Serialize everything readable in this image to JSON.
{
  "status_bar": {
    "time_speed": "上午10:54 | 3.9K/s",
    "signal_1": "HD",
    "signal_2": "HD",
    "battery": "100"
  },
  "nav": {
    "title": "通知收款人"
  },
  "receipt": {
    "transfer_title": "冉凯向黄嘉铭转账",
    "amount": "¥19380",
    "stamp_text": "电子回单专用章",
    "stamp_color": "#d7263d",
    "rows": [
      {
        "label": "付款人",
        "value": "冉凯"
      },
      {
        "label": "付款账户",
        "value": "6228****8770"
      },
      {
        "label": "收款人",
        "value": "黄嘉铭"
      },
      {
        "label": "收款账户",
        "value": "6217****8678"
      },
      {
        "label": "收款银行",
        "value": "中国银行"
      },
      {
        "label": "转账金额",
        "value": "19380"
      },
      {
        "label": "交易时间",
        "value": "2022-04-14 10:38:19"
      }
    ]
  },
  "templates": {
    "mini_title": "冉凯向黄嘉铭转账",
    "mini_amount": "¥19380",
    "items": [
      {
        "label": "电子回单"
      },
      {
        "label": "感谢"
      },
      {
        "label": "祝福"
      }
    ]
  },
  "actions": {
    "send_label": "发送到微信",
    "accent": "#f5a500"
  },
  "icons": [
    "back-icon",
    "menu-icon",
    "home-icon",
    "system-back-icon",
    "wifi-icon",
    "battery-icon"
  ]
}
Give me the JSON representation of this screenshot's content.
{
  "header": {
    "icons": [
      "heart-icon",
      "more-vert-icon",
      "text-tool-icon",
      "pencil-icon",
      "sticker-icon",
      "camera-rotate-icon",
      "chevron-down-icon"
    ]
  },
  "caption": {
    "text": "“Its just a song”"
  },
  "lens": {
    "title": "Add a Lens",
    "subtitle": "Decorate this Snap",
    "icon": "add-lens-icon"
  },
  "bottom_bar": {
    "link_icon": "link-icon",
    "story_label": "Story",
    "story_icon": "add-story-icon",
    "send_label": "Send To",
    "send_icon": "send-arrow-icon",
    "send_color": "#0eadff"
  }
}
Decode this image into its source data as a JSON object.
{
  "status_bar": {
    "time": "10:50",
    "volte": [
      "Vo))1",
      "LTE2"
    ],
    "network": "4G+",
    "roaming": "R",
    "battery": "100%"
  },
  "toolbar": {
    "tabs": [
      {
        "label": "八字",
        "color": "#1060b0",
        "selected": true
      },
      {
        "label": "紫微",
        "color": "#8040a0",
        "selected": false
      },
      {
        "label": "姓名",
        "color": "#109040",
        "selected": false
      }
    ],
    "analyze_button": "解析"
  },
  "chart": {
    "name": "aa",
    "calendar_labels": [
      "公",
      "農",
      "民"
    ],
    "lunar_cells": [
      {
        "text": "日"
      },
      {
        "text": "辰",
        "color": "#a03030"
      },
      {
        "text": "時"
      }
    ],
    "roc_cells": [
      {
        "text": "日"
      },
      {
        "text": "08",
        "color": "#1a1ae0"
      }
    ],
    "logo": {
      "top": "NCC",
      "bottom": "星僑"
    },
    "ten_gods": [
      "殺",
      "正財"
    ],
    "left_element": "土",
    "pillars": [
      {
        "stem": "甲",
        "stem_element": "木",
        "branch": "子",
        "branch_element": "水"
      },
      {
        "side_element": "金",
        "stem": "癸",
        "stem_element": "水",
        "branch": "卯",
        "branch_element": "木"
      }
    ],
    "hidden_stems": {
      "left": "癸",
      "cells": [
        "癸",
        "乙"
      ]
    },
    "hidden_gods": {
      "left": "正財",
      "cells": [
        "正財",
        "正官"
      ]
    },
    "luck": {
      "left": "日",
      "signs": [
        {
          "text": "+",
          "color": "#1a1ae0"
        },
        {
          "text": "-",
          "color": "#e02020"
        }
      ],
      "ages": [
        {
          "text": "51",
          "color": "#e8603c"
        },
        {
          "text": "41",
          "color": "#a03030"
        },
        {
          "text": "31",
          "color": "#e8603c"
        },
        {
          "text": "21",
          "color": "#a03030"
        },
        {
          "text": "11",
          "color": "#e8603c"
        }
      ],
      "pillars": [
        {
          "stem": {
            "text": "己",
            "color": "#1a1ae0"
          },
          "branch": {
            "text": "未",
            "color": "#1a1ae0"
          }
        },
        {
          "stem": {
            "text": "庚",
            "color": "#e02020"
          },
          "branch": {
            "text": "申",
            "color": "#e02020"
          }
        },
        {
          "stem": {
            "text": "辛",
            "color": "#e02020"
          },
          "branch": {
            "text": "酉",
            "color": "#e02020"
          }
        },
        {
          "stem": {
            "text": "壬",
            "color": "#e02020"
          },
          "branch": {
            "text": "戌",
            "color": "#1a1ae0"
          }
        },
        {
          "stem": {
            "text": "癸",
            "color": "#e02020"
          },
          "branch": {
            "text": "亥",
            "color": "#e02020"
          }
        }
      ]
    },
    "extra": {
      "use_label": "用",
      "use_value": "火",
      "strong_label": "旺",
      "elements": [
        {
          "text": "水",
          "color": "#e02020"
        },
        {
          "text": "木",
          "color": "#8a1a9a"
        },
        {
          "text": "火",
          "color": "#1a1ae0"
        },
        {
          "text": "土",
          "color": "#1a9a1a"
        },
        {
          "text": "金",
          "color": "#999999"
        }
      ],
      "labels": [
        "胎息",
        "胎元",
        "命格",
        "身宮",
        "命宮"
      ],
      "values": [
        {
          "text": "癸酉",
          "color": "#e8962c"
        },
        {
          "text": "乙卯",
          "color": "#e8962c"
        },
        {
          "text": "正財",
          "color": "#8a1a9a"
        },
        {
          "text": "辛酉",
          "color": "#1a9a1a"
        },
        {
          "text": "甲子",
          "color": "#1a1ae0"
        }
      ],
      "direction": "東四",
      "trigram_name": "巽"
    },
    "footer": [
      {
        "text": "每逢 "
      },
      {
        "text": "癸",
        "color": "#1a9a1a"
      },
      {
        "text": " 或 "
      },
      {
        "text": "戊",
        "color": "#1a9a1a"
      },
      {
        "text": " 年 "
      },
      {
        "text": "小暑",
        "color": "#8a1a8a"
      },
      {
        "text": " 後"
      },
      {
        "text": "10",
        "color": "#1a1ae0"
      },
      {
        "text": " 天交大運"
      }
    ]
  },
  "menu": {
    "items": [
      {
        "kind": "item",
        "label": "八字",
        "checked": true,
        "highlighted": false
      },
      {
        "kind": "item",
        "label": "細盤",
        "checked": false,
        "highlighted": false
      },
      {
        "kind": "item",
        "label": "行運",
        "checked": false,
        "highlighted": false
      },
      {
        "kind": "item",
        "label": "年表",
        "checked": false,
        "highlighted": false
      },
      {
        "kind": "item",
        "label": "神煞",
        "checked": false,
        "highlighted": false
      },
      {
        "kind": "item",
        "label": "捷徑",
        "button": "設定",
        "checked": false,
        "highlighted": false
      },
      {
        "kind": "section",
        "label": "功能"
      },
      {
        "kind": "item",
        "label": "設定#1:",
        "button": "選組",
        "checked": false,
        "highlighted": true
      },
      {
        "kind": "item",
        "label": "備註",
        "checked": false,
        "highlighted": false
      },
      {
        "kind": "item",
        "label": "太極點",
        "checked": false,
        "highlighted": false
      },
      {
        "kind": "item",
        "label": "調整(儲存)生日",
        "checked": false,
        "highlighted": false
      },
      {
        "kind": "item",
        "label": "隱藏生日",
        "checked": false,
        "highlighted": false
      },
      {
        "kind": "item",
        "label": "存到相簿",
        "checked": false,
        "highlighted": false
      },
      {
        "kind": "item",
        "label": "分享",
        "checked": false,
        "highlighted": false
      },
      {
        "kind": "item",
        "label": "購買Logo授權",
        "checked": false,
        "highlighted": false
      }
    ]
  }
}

PROBLEM DETAILS: Extract all lines that hold the word "true".

WRITTEN ANSWER:
        "selected": true
        "checked": true,
        "highlighted": true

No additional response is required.